§ Given request: Transcribe the records below in full; pictures stay out of the copy.
-------- Record extracts --------
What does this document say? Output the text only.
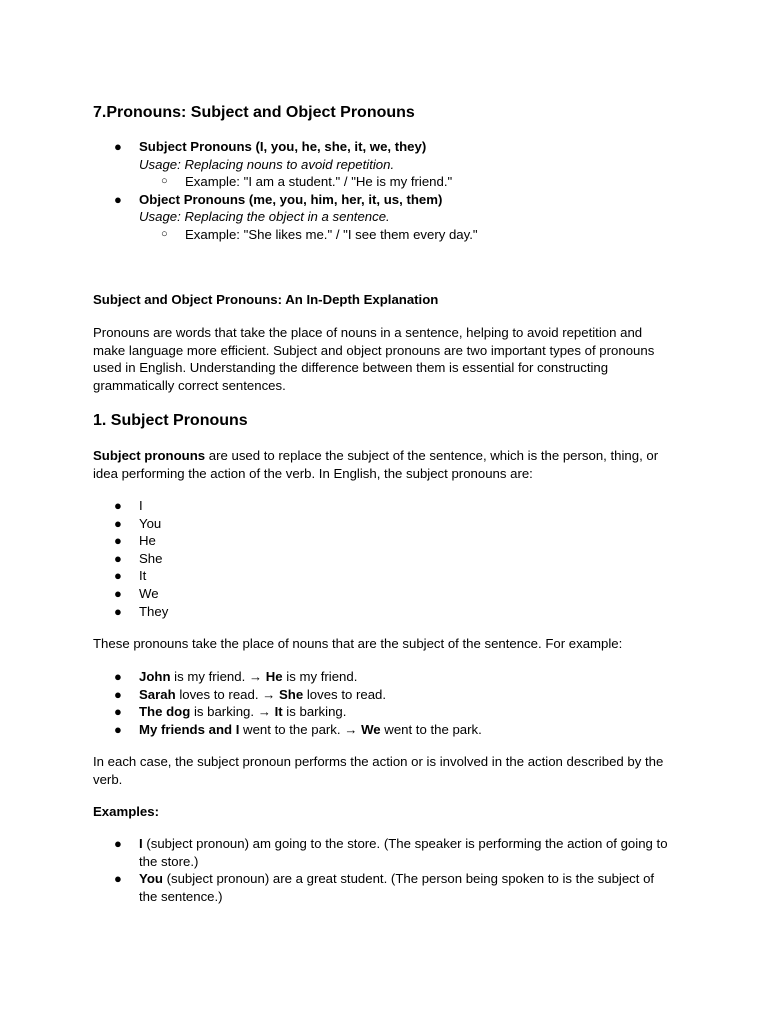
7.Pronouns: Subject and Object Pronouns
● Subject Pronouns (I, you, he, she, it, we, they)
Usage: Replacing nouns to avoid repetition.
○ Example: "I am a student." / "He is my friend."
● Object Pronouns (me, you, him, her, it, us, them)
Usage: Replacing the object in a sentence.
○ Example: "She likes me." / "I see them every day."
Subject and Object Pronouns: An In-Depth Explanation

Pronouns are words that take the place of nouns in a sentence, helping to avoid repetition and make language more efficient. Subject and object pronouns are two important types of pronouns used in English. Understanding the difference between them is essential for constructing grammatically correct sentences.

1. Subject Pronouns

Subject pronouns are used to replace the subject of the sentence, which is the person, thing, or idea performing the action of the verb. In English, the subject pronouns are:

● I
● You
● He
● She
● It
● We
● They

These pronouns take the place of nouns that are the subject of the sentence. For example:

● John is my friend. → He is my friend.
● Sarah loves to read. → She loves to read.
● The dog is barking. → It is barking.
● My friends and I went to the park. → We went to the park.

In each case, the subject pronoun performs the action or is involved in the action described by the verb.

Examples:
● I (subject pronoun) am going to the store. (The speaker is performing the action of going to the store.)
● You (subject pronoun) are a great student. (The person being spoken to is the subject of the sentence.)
--------
§ Full answer:
What does this document say? Output the text only.
7.Pronouns: Subject and Object Pronouns
● Subject Pronouns (I, you, he, she, it, we, they)
Usage: Replacing nouns to avoid repetition.
○ Example: "I am a student." / "He is my friend."
● Object Pronouns (me, you, him, her, it, us, them)
Usage: Replacing the object in a sentence.
○ Example: "She likes me." / "I see them every day."
Subject and Object Pronouns: An In-Depth Explanation

Pronouns are words that take the place of nouns in a sentence, helping to avoid repetition and make language more efficient. Subject and object pronouns are two important types of pronouns used in English. Understanding the difference between them is essential for constructing grammatically correct sentences.

1. Subject Pronouns

Subject pronouns are used to replace the subject of the sentence, which is the person, thing, or idea performing the action of the verb. In English, the subject pronouns are:

● I
● You
● He
● She
● It
● We
● They

These pronouns take the place of nouns that are the subject of the sentence. For example:

● John is my friend. → He is my friend.
● Sarah loves to read. → She loves to read.
● The dog is barking. → It is barking.
● My friends and I went to the park. → We went to the park.

In each case, the subject pronoun performs the action or is involved in the action described by the verb.

Examples:
● I (subject pronoun) am going to the store. (The speaker is performing the action of going to the store.)
● You (subject pronoun) are a great student. (The person being spoken to is the subject of the sentence.)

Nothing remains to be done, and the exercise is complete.